Stored items:
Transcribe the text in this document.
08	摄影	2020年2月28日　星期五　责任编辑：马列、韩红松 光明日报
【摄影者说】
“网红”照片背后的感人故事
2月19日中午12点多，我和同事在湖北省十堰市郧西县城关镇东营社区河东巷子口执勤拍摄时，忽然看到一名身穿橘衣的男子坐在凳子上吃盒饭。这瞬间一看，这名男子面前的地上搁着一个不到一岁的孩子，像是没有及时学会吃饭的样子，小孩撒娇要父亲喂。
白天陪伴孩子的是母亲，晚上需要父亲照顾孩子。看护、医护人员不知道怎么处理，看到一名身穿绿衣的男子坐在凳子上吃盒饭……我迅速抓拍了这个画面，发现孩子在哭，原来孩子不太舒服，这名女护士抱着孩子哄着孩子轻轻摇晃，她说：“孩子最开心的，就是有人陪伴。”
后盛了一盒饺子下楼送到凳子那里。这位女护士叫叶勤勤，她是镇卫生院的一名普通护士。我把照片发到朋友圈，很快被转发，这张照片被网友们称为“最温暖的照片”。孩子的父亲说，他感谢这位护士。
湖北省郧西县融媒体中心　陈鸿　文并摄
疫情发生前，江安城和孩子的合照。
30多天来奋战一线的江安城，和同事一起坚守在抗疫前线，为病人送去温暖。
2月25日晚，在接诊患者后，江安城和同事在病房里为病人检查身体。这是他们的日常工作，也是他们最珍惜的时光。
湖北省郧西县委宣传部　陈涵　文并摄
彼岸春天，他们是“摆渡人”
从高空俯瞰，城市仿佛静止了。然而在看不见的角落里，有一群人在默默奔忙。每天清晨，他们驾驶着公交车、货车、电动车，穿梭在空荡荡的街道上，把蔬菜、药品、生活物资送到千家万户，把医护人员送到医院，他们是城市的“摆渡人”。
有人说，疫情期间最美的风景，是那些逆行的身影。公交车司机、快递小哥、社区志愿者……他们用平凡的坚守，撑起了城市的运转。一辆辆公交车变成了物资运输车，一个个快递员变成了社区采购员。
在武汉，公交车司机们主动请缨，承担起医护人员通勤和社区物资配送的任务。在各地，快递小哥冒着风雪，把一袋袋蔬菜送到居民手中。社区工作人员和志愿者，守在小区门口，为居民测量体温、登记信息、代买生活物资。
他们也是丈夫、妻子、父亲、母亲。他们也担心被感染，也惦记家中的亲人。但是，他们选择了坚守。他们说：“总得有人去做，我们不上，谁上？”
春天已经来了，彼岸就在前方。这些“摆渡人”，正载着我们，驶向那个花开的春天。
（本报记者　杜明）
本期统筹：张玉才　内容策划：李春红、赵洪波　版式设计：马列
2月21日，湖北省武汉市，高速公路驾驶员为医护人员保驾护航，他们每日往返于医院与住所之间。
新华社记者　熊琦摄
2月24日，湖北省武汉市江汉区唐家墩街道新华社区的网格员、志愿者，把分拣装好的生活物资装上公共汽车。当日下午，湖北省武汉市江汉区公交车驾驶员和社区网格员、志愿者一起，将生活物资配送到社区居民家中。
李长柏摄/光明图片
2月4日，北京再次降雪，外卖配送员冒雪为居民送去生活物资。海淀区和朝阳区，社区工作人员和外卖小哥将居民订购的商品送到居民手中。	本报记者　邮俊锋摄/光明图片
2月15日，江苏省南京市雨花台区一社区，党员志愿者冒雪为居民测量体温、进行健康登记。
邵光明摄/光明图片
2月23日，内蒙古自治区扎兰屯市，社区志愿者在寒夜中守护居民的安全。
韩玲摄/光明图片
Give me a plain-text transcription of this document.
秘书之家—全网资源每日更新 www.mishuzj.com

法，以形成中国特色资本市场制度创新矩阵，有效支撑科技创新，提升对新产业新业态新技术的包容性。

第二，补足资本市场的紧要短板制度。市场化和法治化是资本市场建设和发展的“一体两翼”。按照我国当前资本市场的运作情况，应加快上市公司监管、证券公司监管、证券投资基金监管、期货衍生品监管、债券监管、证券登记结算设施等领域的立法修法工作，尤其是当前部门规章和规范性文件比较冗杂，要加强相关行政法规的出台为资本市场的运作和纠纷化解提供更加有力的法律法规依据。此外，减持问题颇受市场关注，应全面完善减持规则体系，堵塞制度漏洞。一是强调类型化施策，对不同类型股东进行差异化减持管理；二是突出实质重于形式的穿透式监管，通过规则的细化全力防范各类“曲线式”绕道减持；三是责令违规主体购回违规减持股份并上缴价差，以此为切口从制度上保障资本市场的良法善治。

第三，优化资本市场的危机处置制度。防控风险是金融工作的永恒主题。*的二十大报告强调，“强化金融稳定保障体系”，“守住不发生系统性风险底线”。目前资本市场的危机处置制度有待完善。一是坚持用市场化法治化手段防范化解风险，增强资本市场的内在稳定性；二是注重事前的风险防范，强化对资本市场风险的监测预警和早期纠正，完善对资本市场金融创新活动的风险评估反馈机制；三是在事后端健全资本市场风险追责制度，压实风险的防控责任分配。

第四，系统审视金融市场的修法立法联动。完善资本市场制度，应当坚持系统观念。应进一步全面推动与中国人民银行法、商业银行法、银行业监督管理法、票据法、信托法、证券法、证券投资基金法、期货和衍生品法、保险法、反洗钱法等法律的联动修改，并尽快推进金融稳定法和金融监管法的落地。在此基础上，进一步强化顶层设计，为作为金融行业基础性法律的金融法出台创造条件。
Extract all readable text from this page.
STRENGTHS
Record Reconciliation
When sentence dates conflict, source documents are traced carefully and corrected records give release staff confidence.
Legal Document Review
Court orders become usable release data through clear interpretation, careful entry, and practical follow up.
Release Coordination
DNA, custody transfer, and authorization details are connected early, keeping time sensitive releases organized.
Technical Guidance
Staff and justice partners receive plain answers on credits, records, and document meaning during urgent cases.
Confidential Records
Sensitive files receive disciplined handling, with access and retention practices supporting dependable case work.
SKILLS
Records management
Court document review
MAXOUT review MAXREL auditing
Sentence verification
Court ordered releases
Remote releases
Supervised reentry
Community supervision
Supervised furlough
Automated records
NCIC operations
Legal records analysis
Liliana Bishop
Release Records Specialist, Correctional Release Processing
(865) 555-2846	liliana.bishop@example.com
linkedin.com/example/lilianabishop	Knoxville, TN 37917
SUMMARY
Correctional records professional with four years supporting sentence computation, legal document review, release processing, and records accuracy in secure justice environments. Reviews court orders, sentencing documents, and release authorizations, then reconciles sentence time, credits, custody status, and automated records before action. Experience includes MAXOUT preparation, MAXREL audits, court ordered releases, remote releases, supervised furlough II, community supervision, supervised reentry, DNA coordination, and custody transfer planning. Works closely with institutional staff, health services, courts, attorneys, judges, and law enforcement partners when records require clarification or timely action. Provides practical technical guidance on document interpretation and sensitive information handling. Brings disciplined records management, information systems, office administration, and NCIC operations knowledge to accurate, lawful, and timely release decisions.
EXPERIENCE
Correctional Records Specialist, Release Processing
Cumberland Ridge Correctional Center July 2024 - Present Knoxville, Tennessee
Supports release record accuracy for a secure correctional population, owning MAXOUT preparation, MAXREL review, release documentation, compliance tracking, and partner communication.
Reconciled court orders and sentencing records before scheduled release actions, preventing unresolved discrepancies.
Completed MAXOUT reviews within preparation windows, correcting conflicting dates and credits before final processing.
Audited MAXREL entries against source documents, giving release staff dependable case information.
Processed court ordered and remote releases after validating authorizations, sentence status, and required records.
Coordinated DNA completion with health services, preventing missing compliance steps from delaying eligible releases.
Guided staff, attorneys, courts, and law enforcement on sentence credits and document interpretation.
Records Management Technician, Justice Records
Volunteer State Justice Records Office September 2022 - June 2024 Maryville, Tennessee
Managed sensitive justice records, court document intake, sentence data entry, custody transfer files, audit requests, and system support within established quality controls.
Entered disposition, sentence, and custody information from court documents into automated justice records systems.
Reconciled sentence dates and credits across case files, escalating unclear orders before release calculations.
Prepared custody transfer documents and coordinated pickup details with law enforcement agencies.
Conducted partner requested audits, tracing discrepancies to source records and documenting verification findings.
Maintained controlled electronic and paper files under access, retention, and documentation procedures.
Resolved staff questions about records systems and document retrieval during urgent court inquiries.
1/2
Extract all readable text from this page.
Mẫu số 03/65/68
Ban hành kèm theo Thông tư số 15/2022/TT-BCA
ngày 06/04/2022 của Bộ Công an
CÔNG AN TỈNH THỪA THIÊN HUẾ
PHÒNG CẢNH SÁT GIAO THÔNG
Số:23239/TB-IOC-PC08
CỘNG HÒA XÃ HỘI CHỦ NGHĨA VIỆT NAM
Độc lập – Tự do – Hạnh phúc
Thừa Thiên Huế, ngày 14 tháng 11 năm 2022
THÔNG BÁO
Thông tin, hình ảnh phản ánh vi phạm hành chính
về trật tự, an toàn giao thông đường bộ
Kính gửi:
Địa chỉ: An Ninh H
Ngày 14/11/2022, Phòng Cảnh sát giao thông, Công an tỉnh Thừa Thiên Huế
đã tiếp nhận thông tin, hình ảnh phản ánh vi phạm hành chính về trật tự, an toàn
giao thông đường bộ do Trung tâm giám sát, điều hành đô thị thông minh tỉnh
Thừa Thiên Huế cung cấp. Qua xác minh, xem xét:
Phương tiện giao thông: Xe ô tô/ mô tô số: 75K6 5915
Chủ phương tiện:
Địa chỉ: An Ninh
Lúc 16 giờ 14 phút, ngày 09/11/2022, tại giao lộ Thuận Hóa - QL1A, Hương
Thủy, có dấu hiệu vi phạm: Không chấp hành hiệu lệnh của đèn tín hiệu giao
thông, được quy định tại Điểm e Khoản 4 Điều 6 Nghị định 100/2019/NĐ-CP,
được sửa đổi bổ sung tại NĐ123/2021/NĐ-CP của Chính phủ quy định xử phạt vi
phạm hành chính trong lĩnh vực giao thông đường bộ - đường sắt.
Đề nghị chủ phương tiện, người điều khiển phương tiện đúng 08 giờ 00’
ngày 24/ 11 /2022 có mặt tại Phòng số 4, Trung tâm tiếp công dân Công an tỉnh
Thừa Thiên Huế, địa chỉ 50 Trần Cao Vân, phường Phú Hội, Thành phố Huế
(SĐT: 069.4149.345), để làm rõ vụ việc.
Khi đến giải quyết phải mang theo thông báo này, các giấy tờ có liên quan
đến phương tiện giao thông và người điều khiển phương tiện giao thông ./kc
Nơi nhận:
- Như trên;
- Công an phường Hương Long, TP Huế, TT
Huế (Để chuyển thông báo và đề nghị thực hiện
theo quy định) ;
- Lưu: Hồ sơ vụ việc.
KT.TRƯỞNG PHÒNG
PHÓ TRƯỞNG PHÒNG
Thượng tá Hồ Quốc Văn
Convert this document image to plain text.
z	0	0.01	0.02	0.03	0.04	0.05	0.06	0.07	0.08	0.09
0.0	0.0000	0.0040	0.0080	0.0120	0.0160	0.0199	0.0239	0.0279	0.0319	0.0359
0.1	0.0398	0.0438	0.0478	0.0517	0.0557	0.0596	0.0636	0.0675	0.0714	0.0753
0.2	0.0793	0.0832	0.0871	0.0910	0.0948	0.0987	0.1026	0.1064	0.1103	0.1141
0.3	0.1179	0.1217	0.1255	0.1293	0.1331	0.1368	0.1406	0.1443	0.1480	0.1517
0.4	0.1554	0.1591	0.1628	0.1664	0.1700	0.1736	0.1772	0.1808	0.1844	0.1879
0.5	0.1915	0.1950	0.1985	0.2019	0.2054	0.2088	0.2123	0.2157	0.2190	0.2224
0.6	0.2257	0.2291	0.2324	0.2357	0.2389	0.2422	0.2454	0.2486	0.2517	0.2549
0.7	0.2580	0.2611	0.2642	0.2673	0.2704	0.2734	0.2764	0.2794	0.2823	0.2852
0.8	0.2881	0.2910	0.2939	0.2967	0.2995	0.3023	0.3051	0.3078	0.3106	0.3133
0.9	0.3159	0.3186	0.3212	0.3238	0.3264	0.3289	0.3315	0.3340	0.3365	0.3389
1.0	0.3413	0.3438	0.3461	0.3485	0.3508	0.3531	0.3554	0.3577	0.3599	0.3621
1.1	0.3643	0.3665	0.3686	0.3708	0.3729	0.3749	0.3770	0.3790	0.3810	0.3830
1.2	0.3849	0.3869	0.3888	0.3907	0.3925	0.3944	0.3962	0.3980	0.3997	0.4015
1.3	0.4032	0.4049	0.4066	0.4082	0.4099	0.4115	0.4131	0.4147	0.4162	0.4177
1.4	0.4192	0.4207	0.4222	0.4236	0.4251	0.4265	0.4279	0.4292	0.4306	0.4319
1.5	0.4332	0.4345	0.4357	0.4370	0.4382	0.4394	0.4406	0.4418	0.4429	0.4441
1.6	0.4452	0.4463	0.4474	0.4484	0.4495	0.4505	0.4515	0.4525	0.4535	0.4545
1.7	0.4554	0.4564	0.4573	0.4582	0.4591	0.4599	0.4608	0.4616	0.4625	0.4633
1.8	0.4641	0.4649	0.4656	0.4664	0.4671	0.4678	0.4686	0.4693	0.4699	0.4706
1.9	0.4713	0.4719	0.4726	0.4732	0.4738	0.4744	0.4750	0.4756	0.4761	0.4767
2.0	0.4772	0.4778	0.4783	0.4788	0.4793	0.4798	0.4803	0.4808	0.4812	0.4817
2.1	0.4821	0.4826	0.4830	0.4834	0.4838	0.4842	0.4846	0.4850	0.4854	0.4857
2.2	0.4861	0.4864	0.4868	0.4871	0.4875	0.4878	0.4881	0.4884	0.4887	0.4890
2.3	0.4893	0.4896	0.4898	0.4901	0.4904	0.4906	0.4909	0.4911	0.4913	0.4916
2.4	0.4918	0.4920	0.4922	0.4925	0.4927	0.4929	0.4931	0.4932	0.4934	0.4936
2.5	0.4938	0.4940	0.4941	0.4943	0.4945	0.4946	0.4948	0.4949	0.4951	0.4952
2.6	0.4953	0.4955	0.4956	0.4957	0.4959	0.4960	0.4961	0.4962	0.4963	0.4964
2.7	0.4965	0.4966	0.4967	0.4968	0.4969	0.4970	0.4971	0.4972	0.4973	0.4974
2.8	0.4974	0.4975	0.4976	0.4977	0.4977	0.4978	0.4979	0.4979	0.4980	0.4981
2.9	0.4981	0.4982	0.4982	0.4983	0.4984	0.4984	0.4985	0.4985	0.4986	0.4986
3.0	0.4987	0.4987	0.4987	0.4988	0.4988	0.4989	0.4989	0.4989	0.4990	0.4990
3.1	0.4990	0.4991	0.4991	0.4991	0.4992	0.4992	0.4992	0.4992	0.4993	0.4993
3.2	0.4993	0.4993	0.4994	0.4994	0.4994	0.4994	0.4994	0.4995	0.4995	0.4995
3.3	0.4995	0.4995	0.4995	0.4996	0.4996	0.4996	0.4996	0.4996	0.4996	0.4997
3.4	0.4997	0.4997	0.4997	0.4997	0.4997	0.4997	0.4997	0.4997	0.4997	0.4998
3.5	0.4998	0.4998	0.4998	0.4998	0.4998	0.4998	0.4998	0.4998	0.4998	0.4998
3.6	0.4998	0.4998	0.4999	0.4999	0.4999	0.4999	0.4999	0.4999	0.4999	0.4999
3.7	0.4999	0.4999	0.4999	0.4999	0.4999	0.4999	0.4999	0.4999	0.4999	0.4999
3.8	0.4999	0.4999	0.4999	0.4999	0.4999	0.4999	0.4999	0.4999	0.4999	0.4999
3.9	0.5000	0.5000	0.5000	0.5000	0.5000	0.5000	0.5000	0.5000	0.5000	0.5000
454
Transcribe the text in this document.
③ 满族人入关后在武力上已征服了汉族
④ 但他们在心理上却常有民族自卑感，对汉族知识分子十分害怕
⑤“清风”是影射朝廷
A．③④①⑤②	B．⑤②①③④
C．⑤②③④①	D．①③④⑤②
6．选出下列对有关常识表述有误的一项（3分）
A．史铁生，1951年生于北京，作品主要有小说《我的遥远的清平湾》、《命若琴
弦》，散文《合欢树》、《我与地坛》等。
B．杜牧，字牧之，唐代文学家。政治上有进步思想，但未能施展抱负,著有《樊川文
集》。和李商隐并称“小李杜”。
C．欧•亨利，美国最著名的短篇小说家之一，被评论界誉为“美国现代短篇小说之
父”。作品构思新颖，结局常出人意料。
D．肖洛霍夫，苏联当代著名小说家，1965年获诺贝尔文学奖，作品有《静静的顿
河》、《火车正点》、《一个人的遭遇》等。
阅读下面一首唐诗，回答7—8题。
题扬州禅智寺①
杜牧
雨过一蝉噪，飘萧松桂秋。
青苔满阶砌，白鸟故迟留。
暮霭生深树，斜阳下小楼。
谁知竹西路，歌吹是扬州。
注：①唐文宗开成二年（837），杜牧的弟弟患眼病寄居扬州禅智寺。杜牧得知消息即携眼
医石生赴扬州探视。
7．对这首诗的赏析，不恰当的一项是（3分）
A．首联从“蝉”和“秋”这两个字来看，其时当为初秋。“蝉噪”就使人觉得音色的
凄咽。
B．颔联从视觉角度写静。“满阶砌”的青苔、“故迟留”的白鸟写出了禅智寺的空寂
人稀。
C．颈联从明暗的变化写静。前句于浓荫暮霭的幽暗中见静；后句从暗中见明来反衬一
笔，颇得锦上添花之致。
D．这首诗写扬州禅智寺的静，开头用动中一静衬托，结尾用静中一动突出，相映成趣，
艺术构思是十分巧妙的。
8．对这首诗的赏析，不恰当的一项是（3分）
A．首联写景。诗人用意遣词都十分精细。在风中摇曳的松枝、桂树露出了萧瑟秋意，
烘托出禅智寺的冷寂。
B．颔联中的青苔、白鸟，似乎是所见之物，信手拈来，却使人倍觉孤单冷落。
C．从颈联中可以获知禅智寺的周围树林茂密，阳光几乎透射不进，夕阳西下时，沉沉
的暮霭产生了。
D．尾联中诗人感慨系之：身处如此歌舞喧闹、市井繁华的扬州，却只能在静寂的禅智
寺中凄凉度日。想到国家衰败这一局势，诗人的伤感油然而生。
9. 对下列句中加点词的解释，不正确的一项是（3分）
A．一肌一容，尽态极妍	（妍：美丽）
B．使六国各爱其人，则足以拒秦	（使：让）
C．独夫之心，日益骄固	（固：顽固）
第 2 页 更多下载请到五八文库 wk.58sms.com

WHAT NEEDS TO BE DONE:
Sift the material for lines with the string "MAXOUT". Copy each one found.

SOLUTION TO THE PROBLEM:
MAXOUT review MAXREL auditing
Correctional records professional with four years supporting sentence computation, legal document review, release processing, and records accuracy in secure justice environments. Reviews court orders, sentencing documents, and release authorizations, then reconciles sentence time, credits, custody status, and automated records before action. Experience includes MAXOUT preparation, MAXREL audits, court ordered releases, remote releases, supervised furlough II, community supervision, supervised reentry, DNA coordination, and custody transfer planning. Works closely with institutional staff, health services, courts, attorneys, judges, and law enforcement partners when records require clarification or timely action. Provides practical technical guidance on document interpretation and sensitive information handling. Brings disciplined records management, information systems, office administration, and NCIC operations knowledge to accurate, lawful, and timely release decisions.
Supports release record accuracy for a secure correctional population, owning MAXOUT preparation, MAXREL review, release documentation, compliance tracking, and partner communication.
Completed MAXOUT reviews within preparation windows, correcting conflicting dates and credits before final processing.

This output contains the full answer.